== CHALLENGE ==
Scan the records below. List lines holding "right".

== DATA SECTION ==
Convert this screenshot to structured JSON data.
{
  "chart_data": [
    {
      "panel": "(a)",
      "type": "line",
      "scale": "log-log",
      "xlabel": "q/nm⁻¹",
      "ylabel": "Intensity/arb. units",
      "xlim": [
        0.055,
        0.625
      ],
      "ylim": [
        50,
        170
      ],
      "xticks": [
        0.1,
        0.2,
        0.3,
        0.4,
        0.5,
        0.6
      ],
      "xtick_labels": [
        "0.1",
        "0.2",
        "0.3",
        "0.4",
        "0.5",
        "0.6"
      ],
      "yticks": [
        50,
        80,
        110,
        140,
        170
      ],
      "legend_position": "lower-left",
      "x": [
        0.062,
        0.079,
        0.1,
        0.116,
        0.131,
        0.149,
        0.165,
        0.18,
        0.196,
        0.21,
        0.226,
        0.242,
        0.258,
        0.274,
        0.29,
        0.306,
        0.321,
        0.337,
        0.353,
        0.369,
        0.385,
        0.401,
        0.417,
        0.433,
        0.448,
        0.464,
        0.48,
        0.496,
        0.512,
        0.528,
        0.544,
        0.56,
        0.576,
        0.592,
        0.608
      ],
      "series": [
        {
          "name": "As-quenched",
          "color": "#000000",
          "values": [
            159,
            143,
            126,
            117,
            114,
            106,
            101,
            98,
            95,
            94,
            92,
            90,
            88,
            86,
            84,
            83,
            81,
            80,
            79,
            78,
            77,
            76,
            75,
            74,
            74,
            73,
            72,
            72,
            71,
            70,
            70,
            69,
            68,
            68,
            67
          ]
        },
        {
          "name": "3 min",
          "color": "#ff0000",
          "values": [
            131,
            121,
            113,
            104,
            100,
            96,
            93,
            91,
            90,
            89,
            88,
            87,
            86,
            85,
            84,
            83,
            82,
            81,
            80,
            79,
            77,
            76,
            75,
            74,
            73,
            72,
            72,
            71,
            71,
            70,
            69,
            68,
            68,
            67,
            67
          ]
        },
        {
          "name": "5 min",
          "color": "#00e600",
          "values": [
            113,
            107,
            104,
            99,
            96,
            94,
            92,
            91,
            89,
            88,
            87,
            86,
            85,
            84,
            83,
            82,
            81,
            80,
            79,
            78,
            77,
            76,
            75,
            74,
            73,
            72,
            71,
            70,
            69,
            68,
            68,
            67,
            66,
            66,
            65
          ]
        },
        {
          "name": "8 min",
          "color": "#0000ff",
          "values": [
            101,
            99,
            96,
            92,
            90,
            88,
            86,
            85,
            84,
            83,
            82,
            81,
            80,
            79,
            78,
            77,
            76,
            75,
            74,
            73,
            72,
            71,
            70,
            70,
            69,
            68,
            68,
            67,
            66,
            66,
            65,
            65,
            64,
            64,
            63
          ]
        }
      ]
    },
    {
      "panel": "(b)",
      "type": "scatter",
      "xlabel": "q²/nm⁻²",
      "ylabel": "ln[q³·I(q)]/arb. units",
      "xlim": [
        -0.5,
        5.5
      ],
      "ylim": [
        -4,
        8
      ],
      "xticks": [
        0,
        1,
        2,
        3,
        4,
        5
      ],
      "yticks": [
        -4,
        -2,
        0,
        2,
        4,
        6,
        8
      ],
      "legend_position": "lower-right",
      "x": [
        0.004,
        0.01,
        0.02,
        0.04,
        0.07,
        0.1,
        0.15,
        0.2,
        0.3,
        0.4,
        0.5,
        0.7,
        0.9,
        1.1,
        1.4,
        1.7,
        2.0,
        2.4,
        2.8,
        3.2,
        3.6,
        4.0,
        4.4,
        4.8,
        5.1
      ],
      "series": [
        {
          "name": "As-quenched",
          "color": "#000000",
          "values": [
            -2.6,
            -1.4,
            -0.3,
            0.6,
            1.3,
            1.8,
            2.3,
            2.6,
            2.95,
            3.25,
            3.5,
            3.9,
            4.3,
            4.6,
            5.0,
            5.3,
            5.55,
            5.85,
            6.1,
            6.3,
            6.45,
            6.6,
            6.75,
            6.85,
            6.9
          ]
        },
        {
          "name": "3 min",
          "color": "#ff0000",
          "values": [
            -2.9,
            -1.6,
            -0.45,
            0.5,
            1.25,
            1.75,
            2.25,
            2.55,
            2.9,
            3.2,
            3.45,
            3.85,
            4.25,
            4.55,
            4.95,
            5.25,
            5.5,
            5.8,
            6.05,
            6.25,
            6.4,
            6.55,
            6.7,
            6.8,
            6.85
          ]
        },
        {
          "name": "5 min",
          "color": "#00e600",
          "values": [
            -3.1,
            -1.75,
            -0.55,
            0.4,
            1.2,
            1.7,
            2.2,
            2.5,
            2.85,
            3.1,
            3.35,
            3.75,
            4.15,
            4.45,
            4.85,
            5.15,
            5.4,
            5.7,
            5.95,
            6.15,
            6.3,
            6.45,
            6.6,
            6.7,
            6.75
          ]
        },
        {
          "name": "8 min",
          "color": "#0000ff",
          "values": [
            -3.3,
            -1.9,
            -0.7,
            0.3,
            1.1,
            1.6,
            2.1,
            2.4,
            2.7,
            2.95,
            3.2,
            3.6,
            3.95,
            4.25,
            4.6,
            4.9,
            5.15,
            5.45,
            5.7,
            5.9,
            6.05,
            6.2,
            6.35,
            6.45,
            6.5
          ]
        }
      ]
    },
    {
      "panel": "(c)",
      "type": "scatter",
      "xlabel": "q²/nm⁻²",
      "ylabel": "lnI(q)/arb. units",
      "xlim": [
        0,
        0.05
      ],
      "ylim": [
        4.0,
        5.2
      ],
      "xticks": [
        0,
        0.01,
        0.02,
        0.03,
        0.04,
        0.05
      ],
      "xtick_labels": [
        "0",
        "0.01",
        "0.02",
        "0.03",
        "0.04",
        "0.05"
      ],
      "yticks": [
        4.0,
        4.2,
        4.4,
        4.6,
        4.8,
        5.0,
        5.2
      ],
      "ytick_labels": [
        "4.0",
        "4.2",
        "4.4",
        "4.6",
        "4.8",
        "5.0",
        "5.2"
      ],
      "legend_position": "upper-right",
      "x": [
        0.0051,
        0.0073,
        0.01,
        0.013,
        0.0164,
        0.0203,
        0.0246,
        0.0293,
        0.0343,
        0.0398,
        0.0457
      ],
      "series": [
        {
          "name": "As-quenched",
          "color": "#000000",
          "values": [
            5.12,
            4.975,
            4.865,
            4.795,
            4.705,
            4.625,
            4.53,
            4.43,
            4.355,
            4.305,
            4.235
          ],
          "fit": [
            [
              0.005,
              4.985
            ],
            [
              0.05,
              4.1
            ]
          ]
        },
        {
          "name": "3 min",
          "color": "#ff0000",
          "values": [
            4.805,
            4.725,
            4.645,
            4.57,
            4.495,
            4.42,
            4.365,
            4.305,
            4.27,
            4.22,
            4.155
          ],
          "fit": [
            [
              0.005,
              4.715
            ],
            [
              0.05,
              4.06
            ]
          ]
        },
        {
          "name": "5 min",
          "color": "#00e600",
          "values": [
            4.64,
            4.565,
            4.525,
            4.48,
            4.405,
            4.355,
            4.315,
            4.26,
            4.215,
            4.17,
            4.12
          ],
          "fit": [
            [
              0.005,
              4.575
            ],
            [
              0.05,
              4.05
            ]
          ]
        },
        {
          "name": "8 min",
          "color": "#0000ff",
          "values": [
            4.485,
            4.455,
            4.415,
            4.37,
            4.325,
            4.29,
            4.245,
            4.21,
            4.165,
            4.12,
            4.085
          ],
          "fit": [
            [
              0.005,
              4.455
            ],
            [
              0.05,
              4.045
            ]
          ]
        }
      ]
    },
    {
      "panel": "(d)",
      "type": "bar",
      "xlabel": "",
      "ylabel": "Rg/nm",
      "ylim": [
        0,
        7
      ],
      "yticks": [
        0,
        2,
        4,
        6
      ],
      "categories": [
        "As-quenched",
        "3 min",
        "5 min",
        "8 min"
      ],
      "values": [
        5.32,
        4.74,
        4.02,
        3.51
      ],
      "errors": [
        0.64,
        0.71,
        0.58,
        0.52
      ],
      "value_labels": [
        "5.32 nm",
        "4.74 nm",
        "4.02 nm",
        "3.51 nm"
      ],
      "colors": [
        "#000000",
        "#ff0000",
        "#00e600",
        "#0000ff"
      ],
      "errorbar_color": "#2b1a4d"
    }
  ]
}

== EXERCISE OUTPUT ==
      "legend_position": "lower-right",
      "legend_position": "upper-right",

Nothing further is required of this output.